TASK PROMPT:
Give an exact reproduction of all the lines in the listing.

INPUT RECORDS:
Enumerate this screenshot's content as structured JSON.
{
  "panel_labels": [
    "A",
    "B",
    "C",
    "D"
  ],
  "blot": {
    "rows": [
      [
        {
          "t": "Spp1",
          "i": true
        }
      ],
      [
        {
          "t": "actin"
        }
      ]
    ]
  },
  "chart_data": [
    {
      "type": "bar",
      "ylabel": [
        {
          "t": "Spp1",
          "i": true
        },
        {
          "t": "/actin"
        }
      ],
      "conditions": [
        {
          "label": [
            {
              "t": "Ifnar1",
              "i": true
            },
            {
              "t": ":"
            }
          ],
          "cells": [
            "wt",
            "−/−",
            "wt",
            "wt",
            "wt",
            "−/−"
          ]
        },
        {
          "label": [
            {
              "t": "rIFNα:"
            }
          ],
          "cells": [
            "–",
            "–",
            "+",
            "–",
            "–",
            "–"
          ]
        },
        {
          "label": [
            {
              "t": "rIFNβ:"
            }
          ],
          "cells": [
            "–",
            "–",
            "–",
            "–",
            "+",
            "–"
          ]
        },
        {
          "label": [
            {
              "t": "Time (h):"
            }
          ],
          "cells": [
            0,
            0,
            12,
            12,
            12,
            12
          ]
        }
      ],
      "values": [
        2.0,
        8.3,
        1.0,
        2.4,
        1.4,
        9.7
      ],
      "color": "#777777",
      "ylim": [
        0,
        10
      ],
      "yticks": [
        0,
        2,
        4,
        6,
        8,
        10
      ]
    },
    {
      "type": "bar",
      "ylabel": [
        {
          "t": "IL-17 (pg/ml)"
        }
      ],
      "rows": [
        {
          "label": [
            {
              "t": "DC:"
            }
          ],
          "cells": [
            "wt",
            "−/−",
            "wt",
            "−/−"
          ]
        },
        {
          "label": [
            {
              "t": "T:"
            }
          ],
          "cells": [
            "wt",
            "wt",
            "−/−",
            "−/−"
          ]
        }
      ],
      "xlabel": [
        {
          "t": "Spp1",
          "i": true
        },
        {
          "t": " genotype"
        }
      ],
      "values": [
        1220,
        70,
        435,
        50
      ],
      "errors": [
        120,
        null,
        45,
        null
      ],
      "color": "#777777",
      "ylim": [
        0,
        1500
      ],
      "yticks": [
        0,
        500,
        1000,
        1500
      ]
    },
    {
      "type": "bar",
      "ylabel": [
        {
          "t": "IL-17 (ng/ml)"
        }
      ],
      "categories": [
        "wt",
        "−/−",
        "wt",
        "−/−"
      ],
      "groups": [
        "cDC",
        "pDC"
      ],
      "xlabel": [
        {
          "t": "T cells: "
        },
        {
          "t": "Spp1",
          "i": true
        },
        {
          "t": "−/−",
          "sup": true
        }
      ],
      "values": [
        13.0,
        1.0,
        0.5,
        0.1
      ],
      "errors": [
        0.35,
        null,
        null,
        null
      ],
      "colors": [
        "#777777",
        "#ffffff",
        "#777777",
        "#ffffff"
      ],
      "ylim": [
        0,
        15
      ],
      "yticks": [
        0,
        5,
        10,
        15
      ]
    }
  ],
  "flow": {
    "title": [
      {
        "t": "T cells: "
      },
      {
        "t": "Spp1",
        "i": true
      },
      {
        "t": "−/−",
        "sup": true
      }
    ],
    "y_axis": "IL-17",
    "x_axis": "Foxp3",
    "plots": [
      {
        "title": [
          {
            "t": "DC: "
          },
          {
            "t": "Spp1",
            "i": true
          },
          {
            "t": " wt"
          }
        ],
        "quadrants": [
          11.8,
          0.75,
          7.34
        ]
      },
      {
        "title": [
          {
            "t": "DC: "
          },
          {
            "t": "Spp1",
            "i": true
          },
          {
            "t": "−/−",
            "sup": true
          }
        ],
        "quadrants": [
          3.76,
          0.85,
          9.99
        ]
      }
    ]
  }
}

ANSWER TO THIS PROBLEM:
Enumerate this screenshot's content as structured JSON.
{
  "panel_labels": [
    "A",
    "B",
    "C",
    "D"
  ],
  "blot": {
    "rows": [
      [
        {
          "t": "Spp1",
          "i": true
        }
      ],
      [
        {
          "t": "actin"
        }
      ]
    ]
  },
  "chart_data": [
    {
      "type": "bar",
      "ylabel": [
        {
          "t": "Spp1",
          "i": true
        },
        {
          "t": "/actin"
        }
      ],
      "conditions": [
        {
          "label": [
            {
              "t": "Ifnar1",
              "i": true
            },
            {
              "t": ":"
            }
          ],
          "cells": [
            "wt",
            "−/−",
            "wt",
            "wt",
            "wt",
            "−/−"
          ]
        },
        {
          "label": [
            {
              "t": "rIFNα:"
            }
          ],
          "cells": [
            "–",
            "–",
            "+",
            "–",
            "–",
            "–"
          ]
        },
        {
          "label": [
            {
              "t": "rIFNβ:"
            }
          ],
          "cells": [
            "–",
            "–",
            "–",
            "–",
            "+",
            "–"
          ]
        },
        {
          "label": [
            {
              "t": "Time (h):"
            }
          ],
          "cells": [
            0,
            0,
            12,
            12,
            12,
            12
          ]
        }
      ],
      "values": [
        2.0,
        8.3,
        1.0,
        2.4,
        1.4,
        9.7
      ],
      "color": "#777777",
      "ylim": [
        0,
        10
      ],
      "yticks": [
        0,
        2,
        4,
        6,
        8,
        10
      ]
    },
    {
      "type": "bar",
      "ylabel": [
        {
          "t": "IL-17 (pg/ml)"
        }
      ],
      "rows": [
        {
          "label": [
            {
              "t": "DC:"
            }
          ],
          "cells": [
            "wt",
            "−/−",
            "wt",
            "−/−"
          ]
        },
        {
          "label": [
            {
              "t": "T:"
            }
          ],
          "cells": [
            "wt",
            "wt",
            "−/−",
            "−/−"
          ]
        }
      ],
      "xlabel": [
        {
          "t": "Spp1",
          "i": true
        },
        {
          "t": " genotype"
        }
      ],
      "values": [
        1220,
        70,
        435,
        50
      ],
      "errors": [
        120,
        null,
        45,
        null
      ],
      "color": "#777777",
      "ylim": [
        0,
        1500
      ],
      "yticks": [
        0,
        500,
        1000,
        1500
      ]
    },
    {
      "type": "bar",
      "ylabel": [
        {
          "t": "IL-17 (ng/ml)"
        }
      ],
      "categories": [
        "wt",
        "−/−",
        "wt",
        "−/−"
      ],
      "groups": [
        "cDC",
        "pDC"
      ],
      "xlabel": [
        {
          "t": "T cells: "
        },
        {
          "t": "Spp1",
          "i": true
        },
        {
          "t": "−/−",
          "sup": true
        }
      ],
      "values": [
        13.0,
        1.0,
        0.5,
        0.1
      ],
      "errors": [
        0.35,
        null,
        null,
        null
      ],
      "colors": [
        "#777777",
        "#ffffff",
        "#777777",
        "#ffffff"
      ],
      "ylim": [
        0,
        15
      ],
      "yticks": [
        0,
        5,
        10,
        15
      ]
    }
  ],
  "flow": {
    "title": [
      {
        "t": "T cells: "
      },
      {
        "t": "Spp1",
        "i": true
      },
      {
        "t": "−/−",
        "sup": true
      }
    ],
    "y_axis": "IL-17",
    "x_axis": "Foxp3",
    "plots": [
      {
        "title": [
          {
            "t": "DC: "
          },
          {
            "t": "Spp1",
            "i": true
          },
          {
            "t": " wt"
          }
        ],
        "quadrants": [
          11.8,
          0.75,
          7.34
        ]
      },
      {
        "title": [
          {
            "t": "DC: "
          },
          {
            "t": "Spp1",
            "i": true
          },
          {
            "t": "−/−",
            "sup": true
          }
        ],
        "quadrants": [
          3.76,
          0.85,
          9.99
        ]
      }
    ]
  }
}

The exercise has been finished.